• [SUPPLIED DATA]:
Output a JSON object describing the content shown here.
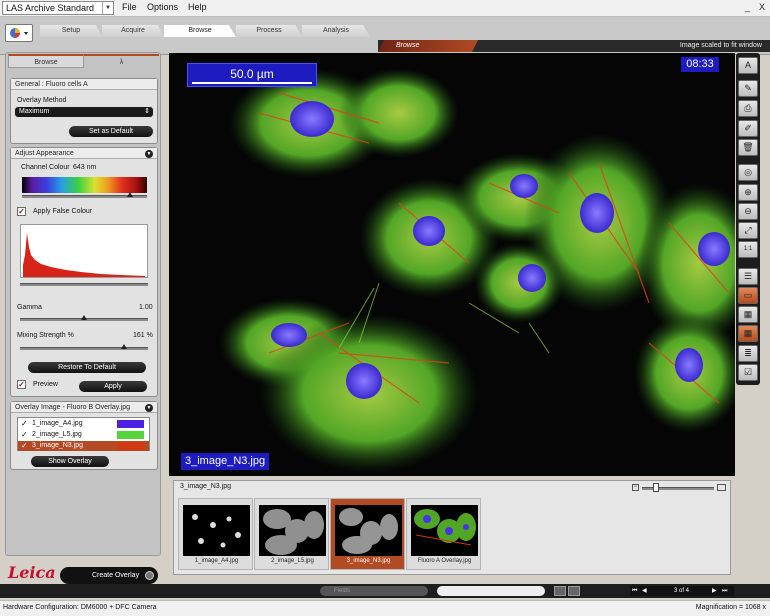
{
  "app": {
    "title": "LAS Archive Standard",
    "menus": [
      "File",
      "Options",
      "Help"
    ],
    "window_controls": [
      "_",
      "X"
    ]
  },
  "workflow": {
    "tabs": [
      "Setup",
      "Acquire",
      "Browse",
      "Process",
      "Analysis"
    ],
    "active": "Browse",
    "breadcrumb": "Browse",
    "scale_message": "Image scaled to fit window"
  },
  "left_tabs": {
    "browse": "Browse",
    "lambda": "λ"
  },
  "general": {
    "title": "General : Fluoro cells A",
    "overlay_method_label": "Overlay Method",
    "overlay_method_value": "Maximum",
    "set_default": "Set as Default"
  },
  "appearance": {
    "title": "Adjust Appearance",
    "channel_colour_label": "Channel Colour",
    "channel_wavelength": "643 nm",
    "false_colour_label": "Apply False Colour",
    "gamma_label": "Gamma",
    "gamma_value": "1.00",
    "mixing_label": "Mixing Strength %",
    "mixing_value": "161 %",
    "restore": "Restore To Default",
    "preview_label": "Preview",
    "apply": "Apply",
    "channel_level": 0.86,
    "gamma_level": 0.5,
    "mixing_level": 0.81
  },
  "overlay": {
    "title": "Overlay Image - Fluoro B Overlay.jpg",
    "items": [
      {
        "name": "1_image_A4.jpg",
        "color": "#4d1fe0"
      },
      {
        "name": "2_image_L5.jpg",
        "color": "#55d43c"
      },
      {
        "name": "3_image_N3.jpg",
        "color": "#d03a12"
      }
    ],
    "show": "Show Overlay"
  },
  "viewer": {
    "scale_bar": "50.0 µm",
    "time": "08:33",
    "image_name": "3_image_N3.jpg"
  },
  "filmstrip": {
    "header": "3_image_N3.jpg",
    "items": [
      "1_image_A4.jpg",
      "2_image_L5.jpg",
      "3_image_N3.jpg",
      "Fluoro A Overlay.jpg"
    ],
    "selected": "3_image_N3.jpg",
    "zoom_level": 0.2
  },
  "bottom": {
    "create_overlay": "Create Overlay",
    "logo": "Leica",
    "filter_placeholder": "Fields",
    "page_indicator": "3 of 4"
  },
  "status": {
    "hardware": "Hardware Configuration: DM6000 + DFC Camera",
    "magnification": "Magnification = 1068 x"
  },
  "colors": {
    "accent": "#b24a24",
    "viewer_bg": "#050506"
  }
}
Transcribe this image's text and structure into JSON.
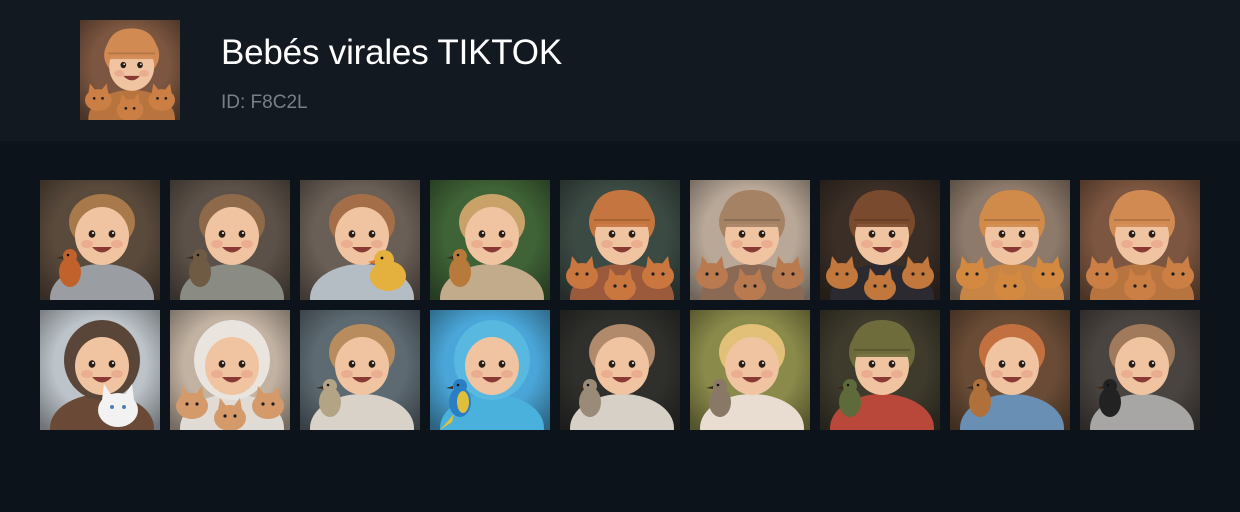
{
  "header": {
    "title": "Bebés virales TIKTOK",
    "id_label": "ID: F8C2L"
  },
  "colors": {
    "page_background": "#0d131a",
    "header_background": "#121920",
    "title_color": "#ffffff",
    "id_color": "#7a7f86"
  },
  "images": [
    {
      "name": "baby-robin",
      "bg": "#5a4a3c",
      "hat": "none",
      "hatColor": "#000000",
      "hair": "#a7794b",
      "cloth": "#9a9da2",
      "animal": "bird",
      "animalColor": "#c1612c"
    },
    {
      "name": "baby-sparrow-hat-none",
      "bg": "#5c5148",
      "hat": "none",
      "hatColor": "#000000",
      "hair": "#8f6a4a",
      "cloth": "#8a8b82",
      "animal": "bird",
      "animalColor": "#6f5a44"
    },
    {
      "name": "baby-chick",
      "bg": "#6a5f56",
      "hat": "none",
      "hatColor": "#000000",
      "hair": "#a46f48",
      "cloth": "#b4bcc4",
      "animal": "chick",
      "animalColor": "#e5b13e"
    },
    {
      "name": "baby-finch-garden",
      "bg": "#3f6236",
      "hat": "none",
      "hatColor": "#000000",
      "hair": "#c9a26a",
      "cloth": "#c2ab8a",
      "animal": "bird",
      "animalColor": "#b87a3a"
    },
    {
      "name": "baby-orange-hat-kittens-snow",
      "bg": "#3c4a44",
      "hat": "beanie",
      "hatColor": "#c5753f",
      "hair": "#c5753f",
      "cloth": "#9c5a3c",
      "animal": "kittens",
      "animalColor": "#c9773e"
    },
    {
      "name": "baby-furry-hat-kittens",
      "bg": "#b9a898",
      "hat": "beanie",
      "hatColor": "#a58264",
      "hair": "#a58264",
      "cloth": "#8a6a55",
      "animal": "kittens",
      "animalColor": "#b87a4e"
    },
    {
      "name": "baby-brown-beanie-kitten",
      "bg": "#3a2e26",
      "hat": "beanie",
      "hatColor": "#7a4a2e",
      "hair": "#7a4a2e",
      "cloth": "#2a2a30",
      "animal": "kittens",
      "animalColor": "#c2773c"
    },
    {
      "name": "baby-orange-beanie-kittens",
      "bg": "#8d7a6a",
      "hat": "beanie",
      "hatColor": "#d08a4a",
      "hair": "#d08a4a",
      "cloth": "#c98546",
      "animal": "kittens",
      "animalColor": "#d38940"
    },
    {
      "name": "baby-orange-hat-kittens",
      "bg": "#7c5640",
      "hat": "beanie",
      "hatColor": "#d08a52",
      "hair": "#d08a52",
      "cloth": "#b8743e",
      "animal": "kittens",
      "animalColor": "#cc7f44"
    },
    {
      "name": "baby-waving-white-kitten",
      "bg": "#bcc3c9",
      "hat": "hood",
      "hatColor": "#5a4638",
      "hair": "#5a4638",
      "cloth": "#6a4a36",
      "animal": "whitecat",
      "animalColor": "#f2f2f2"
    },
    {
      "name": "baby-white-hood-kitten",
      "bg": "#c2b2a2",
      "hat": "hood",
      "hatColor": "#e9e4de",
      "hair": "#e9e4de",
      "cloth": "#e0dbd4",
      "animal": "kittens",
      "animalColor": "#d49a6a"
    },
    {
      "name": "baby-small-bird",
      "bg": "#5d6a72",
      "hat": "none",
      "hatColor": "#000000",
      "hair": "#b88c5c",
      "cloth": "#d8d2c8",
      "animal": "bird",
      "animalColor": "#b3a486"
    },
    {
      "name": "baby-blue-hood-parrot",
      "bg": "#4aa6d8",
      "hat": "hood",
      "hatColor": "#58b8e0",
      "hair": "#58b8e0",
      "cloth": "#4ab0dc",
      "animal": "parrot",
      "animalColor": "#2a7fc4"
    },
    {
      "name": "baby-dark-bird",
      "bg": "#2f2f2c",
      "hat": "none",
      "hatColor": "#000000",
      "hair": "#b08a6a",
      "cloth": "#d6d0c6",
      "animal": "bird",
      "animalColor": "#9a8a78"
    },
    {
      "name": "baby-sunlit-bird",
      "bg": "#8a8a4a",
      "hat": "none",
      "hatColor": "#000000",
      "hair": "#e2c078",
      "cloth": "#e8ddd0",
      "animal": "bird",
      "animalColor": "#8a7866"
    },
    {
      "name": "baby-green-hat-bird",
      "bg": "#3e3a2c",
      "hat": "beanie",
      "hatColor": "#6d6c3a",
      "hair": "#6d6c3a",
      "cloth": "#b9483a",
      "animal": "bird",
      "animalColor": "#5e6a3a"
    },
    {
      "name": "baby-red-hair-bird",
      "bg": "#6a4c36",
      "hat": "none",
      "hatColor": "#000000",
      "hair": "#c27040",
      "cloth": "#6a8fb4",
      "animal": "bird",
      "animalColor": "#b0703a"
    },
    {
      "name": "baby-black-bird",
      "bg": "#4a4440",
      "hat": "none",
      "hatColor": "#000000",
      "hair": "#a07a5a",
      "cloth": "#a7a6a4",
      "animal": "bird",
      "animalColor": "#222222"
    }
  ]
}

• [WHAT THE TASK ASKS]: From the first line to the last, repeat the data above exactly and leave the pictures out.

• [SOLUTION TO THE EXERCISE]:
Output a JSON object describing the content shown here.
{
  "app": {
    "title": "LAS Archive Standard",
    "menus": [
      "File",
      "Options",
      "Help"
    ],
    "window_controls": [
      "_",
      "X"
    ]
  },
  "workflow": {
    "tabs": [
      "Setup",
      "Acquire",
      "Browse",
      "Process",
      "Analysis"
    ],
    "active": "Browse",
    "breadcrumb": "Browse",
    "scale_message": "Image scaled to fit window"
  },
  "left_tabs": {
    "browse": "Browse",
    "lambda": "λ"
  },
  "general": {
    "title": "General : Fluoro cells A",
    "overlay_method_label": "Overlay Method",
    "overlay_method_value": "Maximum",
    "set_default": "Set as Default"
  },
  "appearance": {
    "title": "Adjust Appearance",
    "channel_colour_label": "Channel Colour",
    "channel_wavelength": "643 nm",
    "false_colour_label": "Apply False Colour",
    "gamma_label": "Gamma",
    "gamma_value": "1.00",
    "mixing_label": "Mixing Strength %",
    "mixing_value": "161 %",
    "restore": "Restore To Default",
    "preview_label": "Preview",
    "apply": "Apply",
    "channel_level": 0.86,
    "gamma_level": 0.5,
    "mixing_level": 0.81
  },
  "overlay": {
    "title": "Overlay Image - Fluoro B Overlay.jpg",
    "items": [
      {
        "name": "1_image_A4.jpg",
        "color": "#4d1fe0"
      },
      {
        "name": "2_image_L5.jpg",
        "color": "#55d43c"
      },
      {
        "name": "3_image_N3.jpg",
        "color": "#d03a12"
      }
    ],
    "show": "Show Overlay"
  },
  "viewer": {
    "scale_bar": "50.0 µm",
    "time": "08:33",
    "image_name": "3_image_N3.jpg"
  },
  "filmstrip": {
    "header": "3_image_N3.jpg",
    "items": [
      "1_image_A4.jpg",
      "2_image_L5.jpg",
      "3_image_N3.jpg",
      "Fluoro A Overlay.jpg"
    ],
    "selected": "3_image_N3.jpg",
    "zoom_level": 0.2
  },
  "bottom": {
    "create_overlay": "Create Overlay",
    "logo": "Leica",
    "filter_placeholder": "Fields",
    "page_indicator": "3 of 4"
  },
  "status": {
    "hardware": "Hardware Configuration: DM6000 + DFC Camera",
    "magnification": "Magnification = 1068 x"
  },
  "colors": {
    "accent": "#b24a24",
    "viewer_bg": "#050506"
  }
}
Transcribe this image's text and structure into JSON.
{
  "header": {
    "title": "Bebés virales TIKTOK",
    "id_label": "ID: F8C2L"
  },
  "colors": {
    "page_background": "#0d131a",
    "header_background": "#121920",
    "title_color": "#ffffff",
    "id_color": "#7a7f86"
  },
  "images": [
    {
      "name": "baby-robin",
      "bg": "#5a4a3c",
      "hat": "none",
      "hatColor": "#000000",
      "hair": "#a7794b",
      "cloth": "#9a9da2",
      "animal": "bird",
      "animalColor": "#c1612c"
    },
    {
      "name": "baby-sparrow-hat-none",
      "bg": "#5c5148",
      "hat": "none",
      "hatColor": "#000000",
      "hair": "#8f6a4a",
      "cloth": "#8a8b82",
      "animal": "bird",
      "animalColor": "#6f5a44"
    },
    {
      "name": "baby-chick",
      "bg": "#6a5f56",
      "hat": "none",
      "hatColor": "#000000",
      "hair": "#a46f48",
      "cloth": "#b4bcc4",
      "animal": "chick",
      "animalColor": "#e5b13e"
    },
    {
      "name": "baby-finch-garden",
      "bg": "#3f6236",
      "hat": "none",
      "hatColor": "#000000",
      "hair": "#c9a26a",
      "cloth": "#c2ab8a",
      "animal": "bird",
      "animalColor": "#b87a3a"
    },
    {
      "name": "baby-orange-hat-kittens-snow",
      "bg": "#3c4a44",
      "hat": "beanie",
      "hatColor": "#c5753f",
      "hair": "#c5753f",
      "cloth": "#9c5a3c",
      "animal": "kittens",
      "animalColor": "#c9773e"
    },
    {
      "name": "baby-furry-hat-kittens",
      "bg": "#b9a898",
      "hat": "beanie",
      "hatColor": "#a58264",
      "hair": "#a58264",
      "cloth": "#8a6a55",
      "animal": "kittens",
      "animalColor": "#b87a4e"
    },
    {
      "name": "baby-brown-beanie-kitten",
      "bg": "#3a2e26",
      "hat": "beanie",
      "hatColor": "#7a4a2e",
      "hair": "#7a4a2e",
      "cloth": "#2a2a30",
      "animal": "kittens",
      "animalColor": "#c2773c"
    },
    {
      "name": "baby-orange-beanie-kittens",
      "bg": "#8d7a6a",
      "hat": "beanie",
      "hatColor": "#d08a4a",
      "hair": "#d08a4a",
      "cloth": "#c98546",
      "animal": "kittens",
      "animalColor": "#d38940"
    },
    {
      "name": "baby-orange-hat-kittens",
      "bg": "#7c5640",
      "hat": "beanie",
      "hatColor": "#d08a52",
      "hair": "#d08a52",
      "cloth": "#b8743e",
      "animal": "kittens",
      "animalColor": "#cc7f44"
    },
    {
      "name": "baby-waving-white-kitten",
      "bg": "#bcc3c9",
      "hat": "hood",
      "hatColor": "#5a4638",
      "hair": "#5a4638",
      "cloth": "#6a4a36",
      "animal": "whitecat",
      "animalColor": "#f2f2f2"
    },
    {
      "name": "baby-white-hood-kitten",
      "bg": "#c2b2a2",
      "hat": "hood",
      "hatColor": "#e9e4de",
      "hair": "#e9e4de",
      "cloth": "#e0dbd4",
      "animal": "kittens",
      "animalColor": "#d49a6a"
    },
    {
      "name": "baby-small-bird",
      "bg": "#5d6a72",
      "hat": "none",
      "hatColor": "#000000",
      "hair": "#b88c5c",
      "cloth": "#d8d2c8",
      "animal": "bird",
      "animalColor": "#b3a486"
    },
    {
      "name": "baby-blue-hood-parrot",
      "bg": "#4aa6d8",
      "hat": "hood",
      "hatColor": "#58b8e0",
      "hair": "#58b8e0",
      "cloth": "#4ab0dc",
      "animal": "parrot",
      "animalColor": "#2a7fc4"
    },
    {
      "name": "baby-dark-bird",
      "bg": "#2f2f2c",
      "hat": "none",
      "hatColor": "#000000",
      "hair": "#b08a6a",
      "cloth": "#d6d0c6",
      "animal": "bird",
      "animalColor": "#9a8a78"
    },
    {
      "name": "baby-sunlit-bird",
      "bg": "#8a8a4a",
      "hat": "none",
      "hatColor": "#000000",
      "hair": "#e2c078",
      "cloth": "#e8ddd0",
      "animal": "bird",
      "animalColor": "#8a7866"
    },
    {
      "name": "baby-green-hat-bird",
      "bg": "#3e3a2c",
      "hat": "beanie",
      "hatColor": "#6d6c3a",
      "hair": "#6d6c3a",
      "cloth": "#b9483a",
      "animal": "bird",
      "animalColor": "#5e6a3a"
    },
    {
      "name": "baby-red-hair-bird",
      "bg": "#6a4c36",
      "hat": "none",
      "hatColor": "#000000",
      "hair": "#c27040",
      "cloth": "#6a8fb4",
      "animal": "bird",
      "animalColor": "#b0703a"
    },
    {
      "name": "baby-black-bird",
      "bg": "#4a4440",
      "hat": "none",
      "hatColor": "#000000",
      "hair": "#a07a5a",
      "cloth": "#a7a6a4",
      "animal": "bird",
      "animalColor": "#222222"
    }
  ]
}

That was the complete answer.